■ TASK ■
List all the lines in these records that hold "image".

■ Dataset records ■
<<<<

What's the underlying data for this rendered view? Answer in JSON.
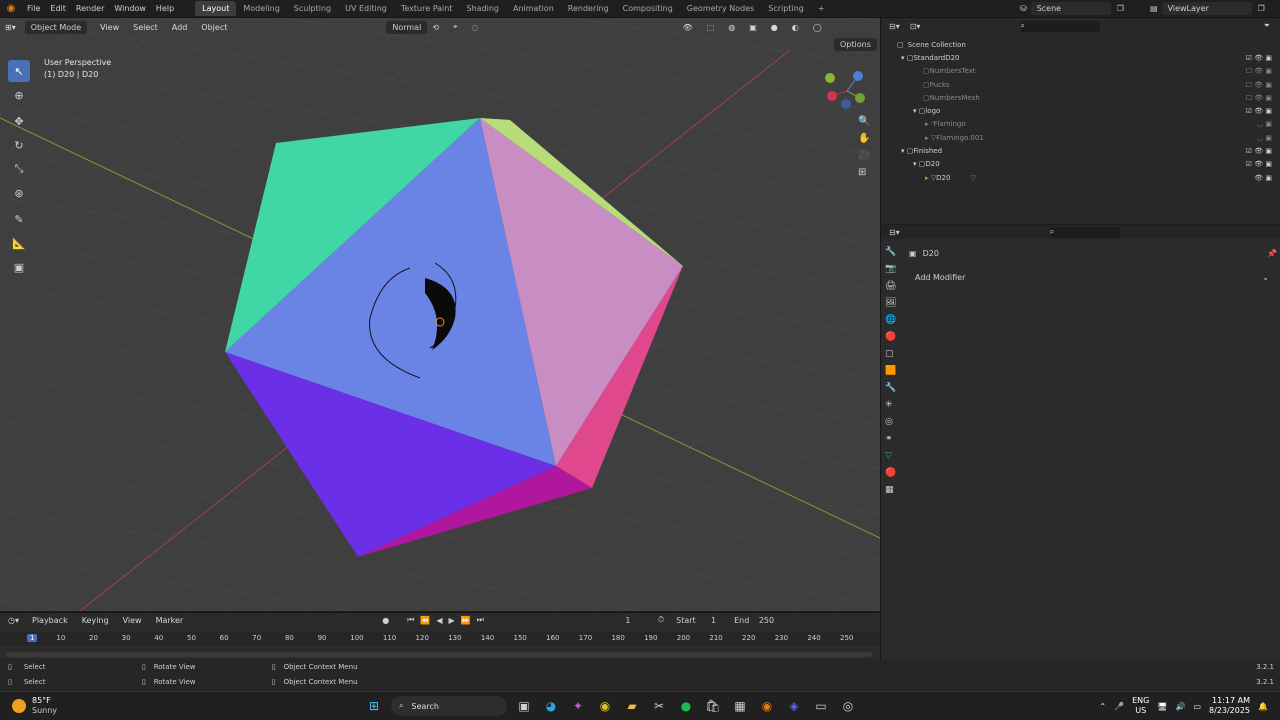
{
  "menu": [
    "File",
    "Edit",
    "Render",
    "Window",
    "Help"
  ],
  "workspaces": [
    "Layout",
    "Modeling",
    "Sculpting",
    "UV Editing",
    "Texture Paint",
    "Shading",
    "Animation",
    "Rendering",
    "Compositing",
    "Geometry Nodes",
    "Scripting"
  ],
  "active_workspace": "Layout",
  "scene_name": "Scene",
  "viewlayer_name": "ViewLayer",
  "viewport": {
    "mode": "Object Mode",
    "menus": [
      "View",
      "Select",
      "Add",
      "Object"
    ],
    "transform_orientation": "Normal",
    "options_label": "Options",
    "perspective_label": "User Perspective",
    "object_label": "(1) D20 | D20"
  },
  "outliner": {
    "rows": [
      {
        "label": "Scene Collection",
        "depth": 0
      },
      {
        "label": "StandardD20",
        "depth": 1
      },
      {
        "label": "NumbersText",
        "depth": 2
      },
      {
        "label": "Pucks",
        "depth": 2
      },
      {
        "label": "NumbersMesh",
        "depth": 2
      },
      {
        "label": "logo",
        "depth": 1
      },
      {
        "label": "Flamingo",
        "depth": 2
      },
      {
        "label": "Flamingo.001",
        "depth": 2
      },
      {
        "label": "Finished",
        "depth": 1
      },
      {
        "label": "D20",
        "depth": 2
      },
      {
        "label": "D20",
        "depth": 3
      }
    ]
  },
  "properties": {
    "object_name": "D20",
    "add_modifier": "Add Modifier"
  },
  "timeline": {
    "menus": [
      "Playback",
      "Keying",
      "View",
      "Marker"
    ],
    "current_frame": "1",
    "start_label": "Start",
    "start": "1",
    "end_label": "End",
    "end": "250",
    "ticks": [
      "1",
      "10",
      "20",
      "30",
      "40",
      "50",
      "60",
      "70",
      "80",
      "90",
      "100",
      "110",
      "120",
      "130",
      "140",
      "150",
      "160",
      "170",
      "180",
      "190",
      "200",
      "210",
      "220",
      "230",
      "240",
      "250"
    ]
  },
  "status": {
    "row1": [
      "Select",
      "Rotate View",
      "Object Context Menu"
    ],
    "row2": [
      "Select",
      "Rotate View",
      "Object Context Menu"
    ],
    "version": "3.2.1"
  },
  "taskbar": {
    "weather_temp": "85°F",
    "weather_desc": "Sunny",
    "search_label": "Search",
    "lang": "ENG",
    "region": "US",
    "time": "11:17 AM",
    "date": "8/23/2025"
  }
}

>>>>
<<<<

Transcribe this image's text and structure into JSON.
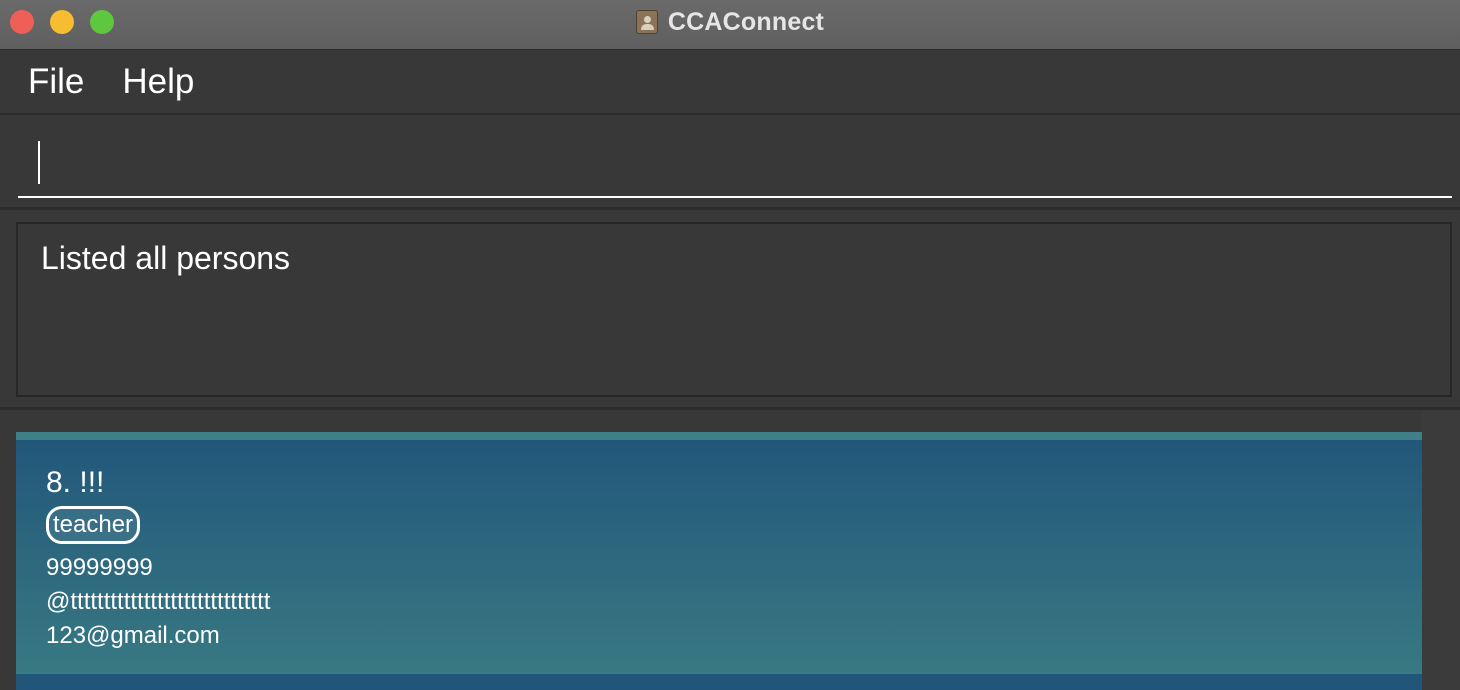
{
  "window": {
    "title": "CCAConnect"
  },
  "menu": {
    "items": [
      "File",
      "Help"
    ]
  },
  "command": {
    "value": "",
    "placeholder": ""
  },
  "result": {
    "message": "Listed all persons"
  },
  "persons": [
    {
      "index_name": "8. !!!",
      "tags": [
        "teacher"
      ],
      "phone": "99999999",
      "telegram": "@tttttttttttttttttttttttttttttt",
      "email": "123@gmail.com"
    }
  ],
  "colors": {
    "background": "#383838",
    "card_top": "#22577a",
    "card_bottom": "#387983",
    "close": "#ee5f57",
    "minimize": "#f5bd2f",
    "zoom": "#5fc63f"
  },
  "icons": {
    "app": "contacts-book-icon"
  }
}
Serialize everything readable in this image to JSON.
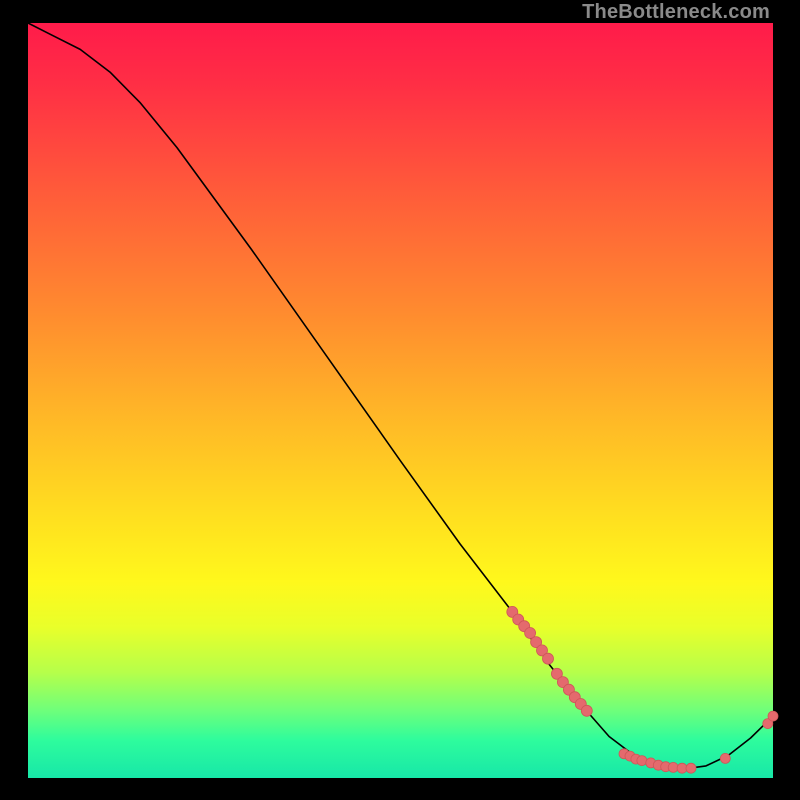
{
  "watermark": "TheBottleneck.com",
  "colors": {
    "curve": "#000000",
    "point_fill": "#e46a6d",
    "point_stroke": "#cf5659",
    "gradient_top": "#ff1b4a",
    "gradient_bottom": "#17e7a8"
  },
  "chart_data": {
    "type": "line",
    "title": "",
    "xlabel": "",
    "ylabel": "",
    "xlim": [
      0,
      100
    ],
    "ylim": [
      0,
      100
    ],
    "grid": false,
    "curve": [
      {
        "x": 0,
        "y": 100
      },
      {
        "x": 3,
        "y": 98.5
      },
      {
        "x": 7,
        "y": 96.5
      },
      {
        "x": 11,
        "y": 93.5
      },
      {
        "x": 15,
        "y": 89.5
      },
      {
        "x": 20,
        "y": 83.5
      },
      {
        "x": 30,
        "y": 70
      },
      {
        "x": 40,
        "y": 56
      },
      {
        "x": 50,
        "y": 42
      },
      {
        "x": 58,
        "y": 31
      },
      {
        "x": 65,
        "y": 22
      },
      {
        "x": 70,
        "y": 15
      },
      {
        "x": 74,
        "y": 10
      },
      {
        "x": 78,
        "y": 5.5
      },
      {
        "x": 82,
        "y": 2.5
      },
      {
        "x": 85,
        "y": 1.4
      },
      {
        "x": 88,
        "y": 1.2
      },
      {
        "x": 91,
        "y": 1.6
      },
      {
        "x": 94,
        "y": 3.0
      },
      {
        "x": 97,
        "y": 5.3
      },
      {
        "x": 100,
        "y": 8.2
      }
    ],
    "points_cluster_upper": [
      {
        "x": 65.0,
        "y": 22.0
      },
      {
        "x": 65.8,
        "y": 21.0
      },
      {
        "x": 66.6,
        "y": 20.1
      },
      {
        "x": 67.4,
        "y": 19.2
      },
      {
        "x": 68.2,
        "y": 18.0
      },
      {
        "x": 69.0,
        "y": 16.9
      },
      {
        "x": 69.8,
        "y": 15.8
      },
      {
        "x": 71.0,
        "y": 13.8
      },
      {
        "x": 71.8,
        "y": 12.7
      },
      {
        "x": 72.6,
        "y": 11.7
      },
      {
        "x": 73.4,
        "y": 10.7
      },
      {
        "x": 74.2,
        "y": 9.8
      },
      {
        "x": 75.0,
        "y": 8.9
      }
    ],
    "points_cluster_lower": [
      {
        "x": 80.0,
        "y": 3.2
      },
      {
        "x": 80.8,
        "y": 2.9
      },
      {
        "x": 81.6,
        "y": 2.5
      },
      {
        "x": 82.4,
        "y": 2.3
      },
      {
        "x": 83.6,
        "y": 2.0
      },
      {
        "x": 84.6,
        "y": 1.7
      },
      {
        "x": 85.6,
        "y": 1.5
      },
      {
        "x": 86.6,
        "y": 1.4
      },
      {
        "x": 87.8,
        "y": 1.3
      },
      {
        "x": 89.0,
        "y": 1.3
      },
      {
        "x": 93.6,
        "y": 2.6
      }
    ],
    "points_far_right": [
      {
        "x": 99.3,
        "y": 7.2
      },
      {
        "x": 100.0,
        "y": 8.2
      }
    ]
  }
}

>>>>

■ OUTPUT BELOW ■
Transcribe this image's text and structure into JSON.
Serialize everything readable in this image to JSON.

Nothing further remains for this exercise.